Exercise instructions:
Repeat the material below line for line, without changing a single character.

Data shown:
--- begin ---

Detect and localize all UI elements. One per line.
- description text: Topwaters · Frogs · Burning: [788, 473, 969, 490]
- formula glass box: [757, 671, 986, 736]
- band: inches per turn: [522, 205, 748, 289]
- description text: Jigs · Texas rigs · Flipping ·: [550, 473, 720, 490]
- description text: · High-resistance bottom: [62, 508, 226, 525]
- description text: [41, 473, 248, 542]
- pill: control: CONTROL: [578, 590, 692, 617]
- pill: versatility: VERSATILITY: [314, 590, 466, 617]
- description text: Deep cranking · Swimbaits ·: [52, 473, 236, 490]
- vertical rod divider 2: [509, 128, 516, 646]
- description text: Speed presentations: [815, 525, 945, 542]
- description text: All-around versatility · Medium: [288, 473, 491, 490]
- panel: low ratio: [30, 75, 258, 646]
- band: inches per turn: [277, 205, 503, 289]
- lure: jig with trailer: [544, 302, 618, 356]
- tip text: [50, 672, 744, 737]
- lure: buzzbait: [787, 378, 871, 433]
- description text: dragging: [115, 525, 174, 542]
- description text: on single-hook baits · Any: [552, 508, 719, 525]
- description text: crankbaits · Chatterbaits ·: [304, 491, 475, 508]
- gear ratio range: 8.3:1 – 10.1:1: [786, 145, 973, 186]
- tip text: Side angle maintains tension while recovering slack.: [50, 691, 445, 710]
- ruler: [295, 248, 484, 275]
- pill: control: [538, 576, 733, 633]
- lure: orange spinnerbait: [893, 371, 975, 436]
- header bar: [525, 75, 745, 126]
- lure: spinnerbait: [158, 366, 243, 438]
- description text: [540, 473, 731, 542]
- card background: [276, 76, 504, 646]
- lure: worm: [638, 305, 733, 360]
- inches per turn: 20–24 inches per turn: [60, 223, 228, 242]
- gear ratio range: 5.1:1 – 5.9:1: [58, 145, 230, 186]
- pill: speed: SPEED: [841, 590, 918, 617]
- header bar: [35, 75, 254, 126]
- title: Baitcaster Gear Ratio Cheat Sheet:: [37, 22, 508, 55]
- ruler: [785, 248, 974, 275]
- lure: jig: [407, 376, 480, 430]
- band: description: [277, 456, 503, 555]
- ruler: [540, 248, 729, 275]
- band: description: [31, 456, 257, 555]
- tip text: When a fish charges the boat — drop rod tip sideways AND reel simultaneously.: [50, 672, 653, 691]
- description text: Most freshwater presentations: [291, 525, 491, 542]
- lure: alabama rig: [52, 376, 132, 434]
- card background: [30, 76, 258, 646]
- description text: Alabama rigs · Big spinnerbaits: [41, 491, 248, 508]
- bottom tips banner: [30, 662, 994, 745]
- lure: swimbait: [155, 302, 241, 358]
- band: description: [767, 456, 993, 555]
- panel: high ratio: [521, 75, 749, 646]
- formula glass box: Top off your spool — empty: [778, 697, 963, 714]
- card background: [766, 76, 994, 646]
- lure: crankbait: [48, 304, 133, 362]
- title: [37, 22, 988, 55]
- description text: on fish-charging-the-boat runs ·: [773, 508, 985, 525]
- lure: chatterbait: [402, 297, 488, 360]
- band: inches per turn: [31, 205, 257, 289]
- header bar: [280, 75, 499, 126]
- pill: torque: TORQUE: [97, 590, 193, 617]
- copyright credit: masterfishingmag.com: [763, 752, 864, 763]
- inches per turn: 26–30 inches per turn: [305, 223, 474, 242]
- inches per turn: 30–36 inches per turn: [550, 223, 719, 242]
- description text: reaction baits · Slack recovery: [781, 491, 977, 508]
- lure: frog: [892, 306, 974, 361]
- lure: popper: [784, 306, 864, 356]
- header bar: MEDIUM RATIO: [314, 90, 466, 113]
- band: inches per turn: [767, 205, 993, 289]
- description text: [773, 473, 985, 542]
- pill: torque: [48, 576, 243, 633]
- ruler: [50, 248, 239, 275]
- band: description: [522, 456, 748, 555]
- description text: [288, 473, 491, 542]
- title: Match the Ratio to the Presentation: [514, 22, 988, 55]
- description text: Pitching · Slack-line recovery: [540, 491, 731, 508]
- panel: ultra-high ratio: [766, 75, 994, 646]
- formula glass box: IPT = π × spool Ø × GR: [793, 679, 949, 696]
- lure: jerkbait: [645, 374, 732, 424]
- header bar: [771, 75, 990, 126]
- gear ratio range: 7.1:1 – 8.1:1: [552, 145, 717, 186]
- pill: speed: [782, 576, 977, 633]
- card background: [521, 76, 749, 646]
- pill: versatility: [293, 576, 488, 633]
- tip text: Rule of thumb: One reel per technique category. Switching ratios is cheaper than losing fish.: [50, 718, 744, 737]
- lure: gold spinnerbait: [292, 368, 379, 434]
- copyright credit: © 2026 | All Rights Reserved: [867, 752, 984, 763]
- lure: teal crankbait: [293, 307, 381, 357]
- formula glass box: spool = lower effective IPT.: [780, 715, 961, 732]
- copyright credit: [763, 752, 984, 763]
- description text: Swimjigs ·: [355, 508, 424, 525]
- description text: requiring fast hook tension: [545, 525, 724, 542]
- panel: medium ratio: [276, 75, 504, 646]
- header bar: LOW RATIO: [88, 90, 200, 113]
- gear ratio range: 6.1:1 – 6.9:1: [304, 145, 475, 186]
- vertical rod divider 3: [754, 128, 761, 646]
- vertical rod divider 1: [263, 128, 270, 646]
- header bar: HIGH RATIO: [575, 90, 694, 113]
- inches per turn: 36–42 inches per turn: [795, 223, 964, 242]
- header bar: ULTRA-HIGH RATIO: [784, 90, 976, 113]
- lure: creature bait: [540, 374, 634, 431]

--- end ---

Answer to this problem:
Detect and localize all UI elements. One per line.
- description text: Topwaters · Frogs · Burning: [788, 473, 969, 490]
- formula glass box: [757, 671, 986, 736]
- band: inches per turn: [522, 205, 748, 289]
- description text: Jigs · Texas rigs · Flipping ·: [550, 473, 720, 490]
- description text: · High-resistance bottom: [62, 508, 226, 525]
- description text: [41, 473, 248, 542]
- pill: control: CONTROL: [578, 590, 692, 617]
- pill: versatility: VERSATILITY: [314, 590, 466, 617]
- description text: Deep cranking · Swimbaits ·: [52, 473, 236, 490]
- vertical rod divider 2: [509, 128, 516, 646]
- description text: Speed presentations: [815, 525, 945, 542]
- description text: All-around versatility · Medium: [288, 473, 491, 490]
- panel: low ratio: [30, 75, 258, 646]
- band: inches per turn: [277, 205, 503, 289]
- lure: jig with trailer: [544, 302, 618, 356]
- tip text: [50, 672, 744, 737]
- lure: buzzbait: [787, 378, 871, 433]
- description text: dragging: [115, 525, 174, 542]
- description text: on single-hook baits · Any: [552, 508, 719, 525]
- description text: crankbaits · Chatterbaits ·: [304, 491, 475, 508]
- gear ratio range: 8.3:1 – 10.1:1: [786, 145, 973, 186]
- tip text: Side angle maintains tension while recovering slack.: [50, 691, 445, 710]
- ruler: [295, 248, 484, 275]
- pill: control: [538, 576, 733, 633]
- lure: orange spinnerbait: [893, 371, 975, 436]
- header bar: [525, 75, 745, 126]
- lure: spinnerbait: [158, 366, 243, 438]
- description text: [540, 473, 731, 542]
- card background: [276, 76, 504, 646]
- lure: worm: [638, 305, 733, 360]
- inches per turn: 20–24 inches per turn: [60, 223, 228, 242]
- gear ratio range: 5.1:1 – 5.9:1: [58, 145, 230, 186]
- pill: speed: SPEED: [841, 590, 918, 617]
- header bar: [35, 75, 254, 126]
- title: Baitcaster Gear Ratio Cheat Sheet:: [37, 22, 508, 55]
- ruler: [785, 248, 974, 275]
- lure: jig: [407, 376, 480, 430]
- band: description: [277, 456, 503, 555]
- ruler: [540, 248, 729, 275]
- band: description: [31, 456, 257, 555]
- tip text: When a fish charges the boat — drop rod tip sideways AND reel simultaneously.: [50, 672, 653, 691]
- description text: Most freshwater presentations: [291, 525, 491, 542]
- lure: alabama rig: [52, 376, 132, 434]
- card background: [30, 76, 258, 646]
- description text: Alabama rigs · Big spinnerbaits: [41, 491, 248, 508]
- bottom tips banner: [30, 662, 994, 745]
- lure: swimbait: [155, 302, 241, 358]
- band: description: [767, 456, 993, 555]
- panel: high ratio: [521, 75, 749, 646]
- formula glass box: Top off your spool — empty: [778, 697, 963, 714]
- card background: [766, 76, 994, 646]
- lure: crankbait: [48, 304, 133, 362]
- title: [37, 22, 988, 55]
- description text: on fish-charging-the-boat runs ·: [773, 508, 985, 525]
- lure: chatterbait: [402, 297, 488, 360]
- band: inches per turn: [31, 205, 257, 289]
- header bar: [280, 75, 499, 126]
- pill: torque: TORQUE: [97, 590, 193, 617]
- copyright credit: masterfishingmag.com: [763, 752, 864, 763]
- inches per turn: 26–30 inches per turn: [305, 223, 474, 242]
- inches per turn: 30–36 inches per turn: [550, 223, 719, 242]
- description text: reaction baits · Slack recovery: [781, 491, 977, 508]
- lure: frog: [892, 306, 974, 361]
- lure: popper: [784, 306, 864, 356]
- header bar: MEDIUM RATIO: [314, 90, 466, 113]
- band: inches per turn: [767, 205, 993, 289]
- description text: [773, 473, 985, 542]
- pill: torque: [48, 576, 243, 633]
- ruler: [50, 248, 239, 275]
- band: description: [522, 456, 748, 555]
- description text: [288, 473, 491, 542]
- title: Match the Ratio to the Presentation: [514, 22, 988, 55]
- description text: Pitching · Slack-line recovery: [540, 491, 731, 508]
- panel: ultra-high ratio: [766, 75, 994, 646]
- formula glass box: IPT = π × spool Ø × GR: [793, 679, 949, 696]
- lure: jerkbait: [645, 374, 732, 424]
- header bar: [771, 75, 990, 126]
- gear ratio range: 7.1:1 – 8.1:1: [552, 145, 717, 186]
- pill: speed: [782, 576, 977, 633]
- card background: [521, 76, 749, 646]
- pill: versatility: [293, 576, 488, 633]
- tip text: Rule of thumb: One reel per technique category. Switching ratios is cheaper than losing fish.: [50, 718, 744, 737]
- lure: gold spinnerbait: [292, 368, 379, 434]
- copyright credit: © 2026 | All Rights Reserved: [867, 752, 984, 763]
- lure: teal crankbait: [293, 307, 381, 357]
- formula glass box: spool = lower effective IPT.: [780, 715, 961, 732]
- copyright credit: [763, 752, 984, 763]
- description text: Swimjigs ·: [355, 508, 424, 525]
- description text: requiring fast hook tension: [545, 525, 724, 542]
- panel: medium ratio: [276, 75, 504, 646]
- header bar: LOW RATIO: [88, 90, 200, 113]
- gear ratio range: 6.1:1 – 6.9:1: [304, 145, 475, 186]
- vertical rod divider 3: [754, 128, 761, 646]
- vertical rod divider 1: [263, 128, 270, 646]
- header bar: HIGH RATIO: [575, 90, 694, 113]
- inches per turn: 36–42 inches per turn: [795, 223, 964, 242]
- header bar: ULTRA-HIGH RATIO: [784, 90, 976, 113]
- lure: creature bait: [540, 374, 634, 431]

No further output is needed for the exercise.